While everyone is arguing about what I meant and if we should lock the thread, I think you wound up getting to my point by accident.

I don't heat the shop to a very high temperature. 15 degrees (60) is normally the maximum, if I was painting I would temporarily bump it above that using the forced air, but I run hot naturally and if I'm wearing coveralls I prefer it to be cold. My assumption at that point is the delta between the shop and the earth at about 5' is not very much, so you're starting to split hairs on how much heat is moving. I'm totally willing to be wrong on that, hence why I commented that doing the "L" horizontal insulation to the footer would make sense versus nothing but the ICFs. But I'm questioning just how much heat is going to soak into the ground and not be recovered versus saturating the mass under the slab and more or less staying there to be slowly released back into the shop.

◆ WHAT TO DO:
• A. In the shop heating post, why does the writer think only a small amount of heat moves from the shop into the ground?
• B. According to the shop heating post, when would the writer temporarily raise the shop above its usual maximum temperature?
• C. List every means of heating or insulating that the shop heating post names.

◆ INFORMATION SHOWN:
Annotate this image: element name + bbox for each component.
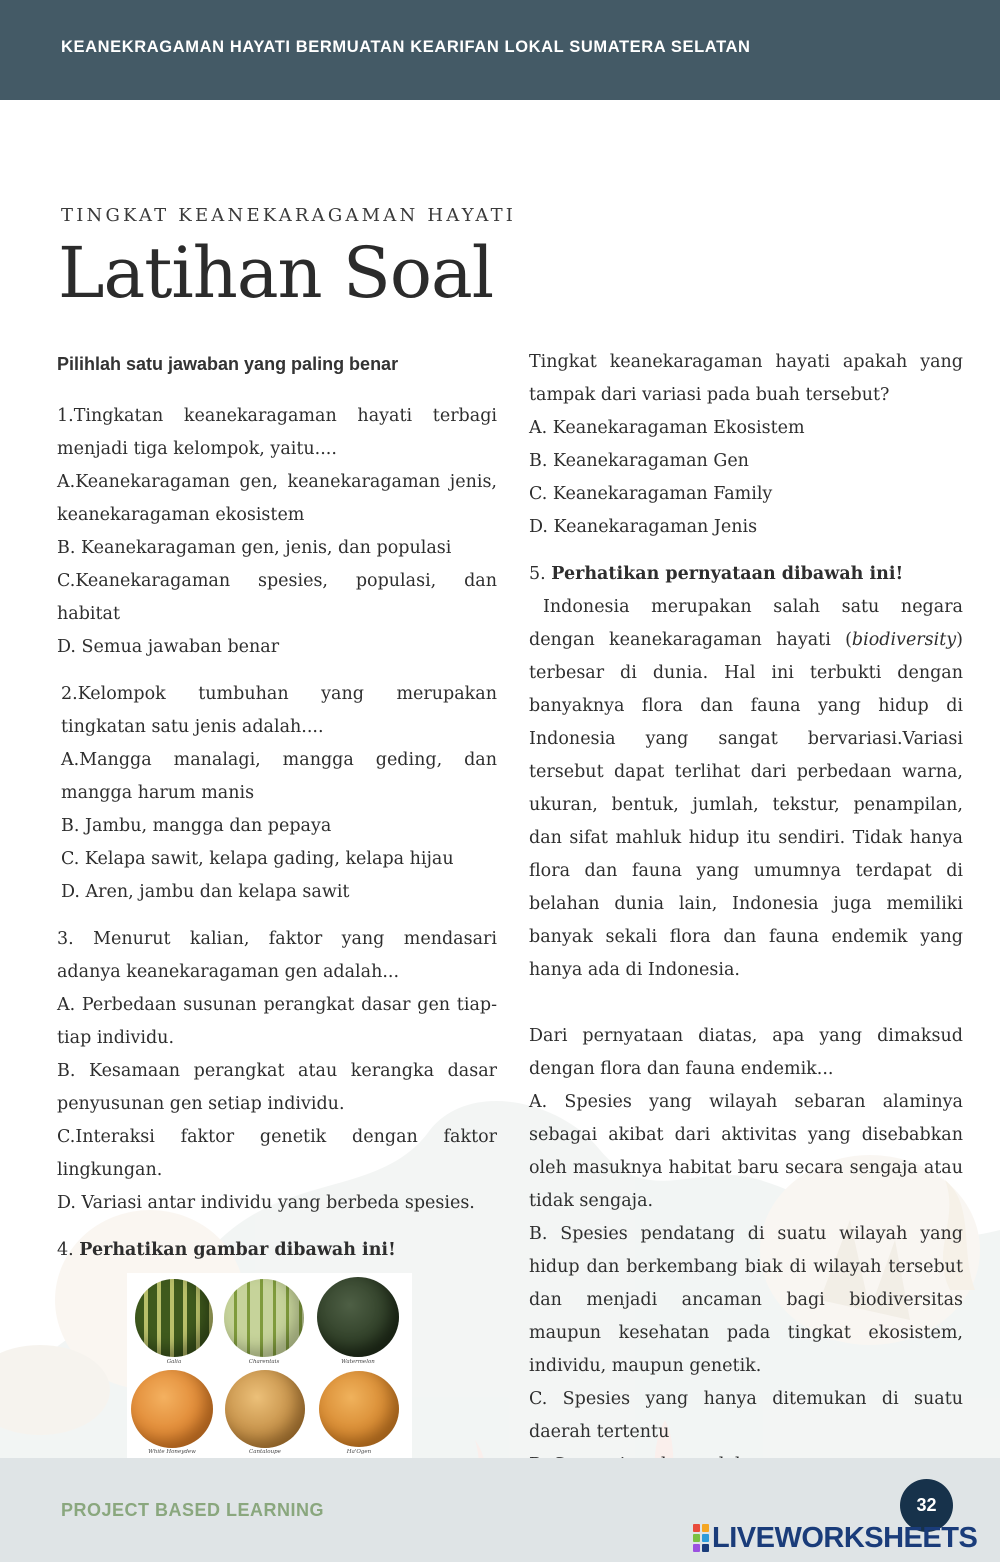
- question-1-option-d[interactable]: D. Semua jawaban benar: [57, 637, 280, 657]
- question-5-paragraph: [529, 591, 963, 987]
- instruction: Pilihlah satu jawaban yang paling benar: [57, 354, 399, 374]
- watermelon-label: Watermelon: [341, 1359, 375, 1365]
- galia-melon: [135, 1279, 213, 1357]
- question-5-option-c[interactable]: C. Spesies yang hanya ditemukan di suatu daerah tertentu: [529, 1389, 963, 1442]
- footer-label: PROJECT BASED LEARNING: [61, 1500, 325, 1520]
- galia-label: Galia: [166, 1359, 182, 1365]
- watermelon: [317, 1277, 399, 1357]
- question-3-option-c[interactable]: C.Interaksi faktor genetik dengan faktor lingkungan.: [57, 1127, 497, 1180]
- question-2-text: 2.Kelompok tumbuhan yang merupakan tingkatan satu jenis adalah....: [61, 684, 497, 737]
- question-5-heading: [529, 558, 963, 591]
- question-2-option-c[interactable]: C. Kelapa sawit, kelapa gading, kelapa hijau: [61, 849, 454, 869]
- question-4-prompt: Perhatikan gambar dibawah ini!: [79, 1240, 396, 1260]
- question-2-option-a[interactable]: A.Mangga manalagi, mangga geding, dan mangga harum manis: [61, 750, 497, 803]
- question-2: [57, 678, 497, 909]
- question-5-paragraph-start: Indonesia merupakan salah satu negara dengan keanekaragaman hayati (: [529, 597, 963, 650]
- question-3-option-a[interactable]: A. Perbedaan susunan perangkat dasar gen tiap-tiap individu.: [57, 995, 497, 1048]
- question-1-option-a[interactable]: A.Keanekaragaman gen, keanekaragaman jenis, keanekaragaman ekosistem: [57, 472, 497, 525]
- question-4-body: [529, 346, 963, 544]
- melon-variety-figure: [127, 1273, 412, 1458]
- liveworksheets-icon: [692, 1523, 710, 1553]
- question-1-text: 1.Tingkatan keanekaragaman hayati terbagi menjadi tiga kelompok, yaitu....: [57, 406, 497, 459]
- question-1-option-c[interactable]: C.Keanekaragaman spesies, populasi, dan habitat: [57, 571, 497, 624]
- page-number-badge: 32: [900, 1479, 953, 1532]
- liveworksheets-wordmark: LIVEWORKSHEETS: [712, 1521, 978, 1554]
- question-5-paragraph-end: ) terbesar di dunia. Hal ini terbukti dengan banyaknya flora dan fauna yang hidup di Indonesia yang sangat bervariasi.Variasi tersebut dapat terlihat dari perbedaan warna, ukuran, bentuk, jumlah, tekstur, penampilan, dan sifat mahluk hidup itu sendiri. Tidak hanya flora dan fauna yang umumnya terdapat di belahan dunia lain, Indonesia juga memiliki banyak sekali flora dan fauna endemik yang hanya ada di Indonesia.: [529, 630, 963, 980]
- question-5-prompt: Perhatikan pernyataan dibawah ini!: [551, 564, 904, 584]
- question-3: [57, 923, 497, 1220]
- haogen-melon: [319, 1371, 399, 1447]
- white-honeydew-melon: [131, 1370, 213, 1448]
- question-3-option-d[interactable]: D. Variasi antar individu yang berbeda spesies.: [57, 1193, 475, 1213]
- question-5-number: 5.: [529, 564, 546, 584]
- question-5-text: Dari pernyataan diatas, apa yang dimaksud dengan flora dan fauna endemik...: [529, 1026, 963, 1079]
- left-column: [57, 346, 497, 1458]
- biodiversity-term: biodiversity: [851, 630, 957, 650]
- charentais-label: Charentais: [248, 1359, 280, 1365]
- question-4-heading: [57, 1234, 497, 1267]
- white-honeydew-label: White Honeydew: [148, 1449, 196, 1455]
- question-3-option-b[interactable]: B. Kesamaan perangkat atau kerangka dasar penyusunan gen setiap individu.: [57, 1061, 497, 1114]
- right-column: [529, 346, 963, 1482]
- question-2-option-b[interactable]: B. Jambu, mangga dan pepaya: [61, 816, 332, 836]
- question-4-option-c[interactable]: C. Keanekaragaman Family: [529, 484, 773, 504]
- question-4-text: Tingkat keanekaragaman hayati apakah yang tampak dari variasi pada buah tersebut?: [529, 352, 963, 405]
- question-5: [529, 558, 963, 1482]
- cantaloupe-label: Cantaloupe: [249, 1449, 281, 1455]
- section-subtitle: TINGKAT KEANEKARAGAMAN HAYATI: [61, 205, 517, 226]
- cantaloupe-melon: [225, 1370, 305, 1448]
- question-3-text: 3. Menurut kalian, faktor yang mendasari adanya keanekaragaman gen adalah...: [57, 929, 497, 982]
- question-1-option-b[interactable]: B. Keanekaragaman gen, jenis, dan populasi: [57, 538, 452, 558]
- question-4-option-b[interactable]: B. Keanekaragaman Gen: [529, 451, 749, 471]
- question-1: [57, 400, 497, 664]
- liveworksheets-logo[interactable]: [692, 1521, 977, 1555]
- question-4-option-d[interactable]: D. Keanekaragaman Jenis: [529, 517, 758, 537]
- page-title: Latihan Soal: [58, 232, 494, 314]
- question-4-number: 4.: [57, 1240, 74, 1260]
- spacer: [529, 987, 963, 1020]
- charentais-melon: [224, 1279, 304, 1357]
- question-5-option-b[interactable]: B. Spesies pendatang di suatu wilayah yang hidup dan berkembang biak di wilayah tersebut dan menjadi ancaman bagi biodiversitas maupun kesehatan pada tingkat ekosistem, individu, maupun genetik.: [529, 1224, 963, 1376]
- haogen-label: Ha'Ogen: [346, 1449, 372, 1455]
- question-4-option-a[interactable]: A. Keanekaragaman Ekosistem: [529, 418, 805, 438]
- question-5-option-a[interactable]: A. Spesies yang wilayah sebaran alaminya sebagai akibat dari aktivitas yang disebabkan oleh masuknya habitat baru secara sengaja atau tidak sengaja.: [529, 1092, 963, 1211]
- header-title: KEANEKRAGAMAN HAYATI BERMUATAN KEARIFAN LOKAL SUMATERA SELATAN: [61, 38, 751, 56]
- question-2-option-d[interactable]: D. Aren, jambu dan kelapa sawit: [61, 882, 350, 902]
--
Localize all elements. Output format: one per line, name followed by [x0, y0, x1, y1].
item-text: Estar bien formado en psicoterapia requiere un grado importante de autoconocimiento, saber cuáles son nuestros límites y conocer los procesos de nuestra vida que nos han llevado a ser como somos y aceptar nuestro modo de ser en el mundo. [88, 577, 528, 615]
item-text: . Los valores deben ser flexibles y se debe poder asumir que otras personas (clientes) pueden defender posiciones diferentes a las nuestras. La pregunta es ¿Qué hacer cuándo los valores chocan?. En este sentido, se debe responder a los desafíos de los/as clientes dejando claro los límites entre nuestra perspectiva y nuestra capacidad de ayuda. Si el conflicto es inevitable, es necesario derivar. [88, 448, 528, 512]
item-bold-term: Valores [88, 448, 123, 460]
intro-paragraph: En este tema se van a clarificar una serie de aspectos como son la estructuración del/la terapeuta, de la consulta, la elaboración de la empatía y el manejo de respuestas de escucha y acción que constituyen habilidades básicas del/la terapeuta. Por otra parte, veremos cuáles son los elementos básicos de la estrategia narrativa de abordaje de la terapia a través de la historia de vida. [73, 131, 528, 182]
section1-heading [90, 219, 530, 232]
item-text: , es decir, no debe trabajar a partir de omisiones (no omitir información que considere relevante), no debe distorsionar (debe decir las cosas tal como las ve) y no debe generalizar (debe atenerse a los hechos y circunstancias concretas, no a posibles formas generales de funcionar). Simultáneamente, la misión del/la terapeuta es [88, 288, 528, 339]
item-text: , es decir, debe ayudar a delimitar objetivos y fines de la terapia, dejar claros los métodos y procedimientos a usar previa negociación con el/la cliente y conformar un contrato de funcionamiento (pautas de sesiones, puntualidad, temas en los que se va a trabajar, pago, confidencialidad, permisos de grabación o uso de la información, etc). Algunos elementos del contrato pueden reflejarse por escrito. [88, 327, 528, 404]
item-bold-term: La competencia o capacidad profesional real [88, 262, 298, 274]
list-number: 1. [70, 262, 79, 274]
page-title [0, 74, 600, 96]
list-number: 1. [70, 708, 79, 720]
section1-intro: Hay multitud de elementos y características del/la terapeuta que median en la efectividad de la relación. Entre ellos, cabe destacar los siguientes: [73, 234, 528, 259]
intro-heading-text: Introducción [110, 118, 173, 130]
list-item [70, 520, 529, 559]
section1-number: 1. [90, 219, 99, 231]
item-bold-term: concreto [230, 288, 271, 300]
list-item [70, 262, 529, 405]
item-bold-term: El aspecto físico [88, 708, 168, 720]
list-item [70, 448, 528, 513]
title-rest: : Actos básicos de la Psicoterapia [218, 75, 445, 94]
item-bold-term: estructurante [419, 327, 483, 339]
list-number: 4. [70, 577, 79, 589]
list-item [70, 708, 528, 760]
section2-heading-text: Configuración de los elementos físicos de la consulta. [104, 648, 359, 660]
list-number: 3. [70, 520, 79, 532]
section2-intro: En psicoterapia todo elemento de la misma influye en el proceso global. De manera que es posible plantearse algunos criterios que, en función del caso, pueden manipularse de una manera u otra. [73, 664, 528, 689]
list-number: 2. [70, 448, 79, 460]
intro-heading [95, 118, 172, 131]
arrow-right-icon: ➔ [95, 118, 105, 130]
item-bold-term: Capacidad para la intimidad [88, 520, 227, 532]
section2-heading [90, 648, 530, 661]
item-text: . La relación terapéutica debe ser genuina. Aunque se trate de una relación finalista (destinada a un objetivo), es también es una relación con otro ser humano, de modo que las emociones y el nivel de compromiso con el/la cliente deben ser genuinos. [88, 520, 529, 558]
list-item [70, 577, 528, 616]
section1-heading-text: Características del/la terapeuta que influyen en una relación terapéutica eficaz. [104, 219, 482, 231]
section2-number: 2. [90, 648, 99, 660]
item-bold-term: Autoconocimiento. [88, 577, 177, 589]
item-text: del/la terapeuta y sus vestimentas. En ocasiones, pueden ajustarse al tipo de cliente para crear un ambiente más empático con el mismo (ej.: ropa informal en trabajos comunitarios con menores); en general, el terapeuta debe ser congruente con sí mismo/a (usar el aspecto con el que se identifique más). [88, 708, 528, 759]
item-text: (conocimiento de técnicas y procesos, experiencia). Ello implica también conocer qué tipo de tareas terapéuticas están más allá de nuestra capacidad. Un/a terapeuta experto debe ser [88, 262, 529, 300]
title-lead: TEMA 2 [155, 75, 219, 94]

◆ TASK-BY-TASK SOLUTIONS:
• A. The writer keeps the shop cool, normally no higher than 15 degrees (60). At that temperature, the writer assumes the difference between the shop and the earth at about 5' is small, so not much heat would be moving.

• B. When painting, using the forced air.

• C.
- Forced air
- "L" horizontal insulation to the footer
- ICFs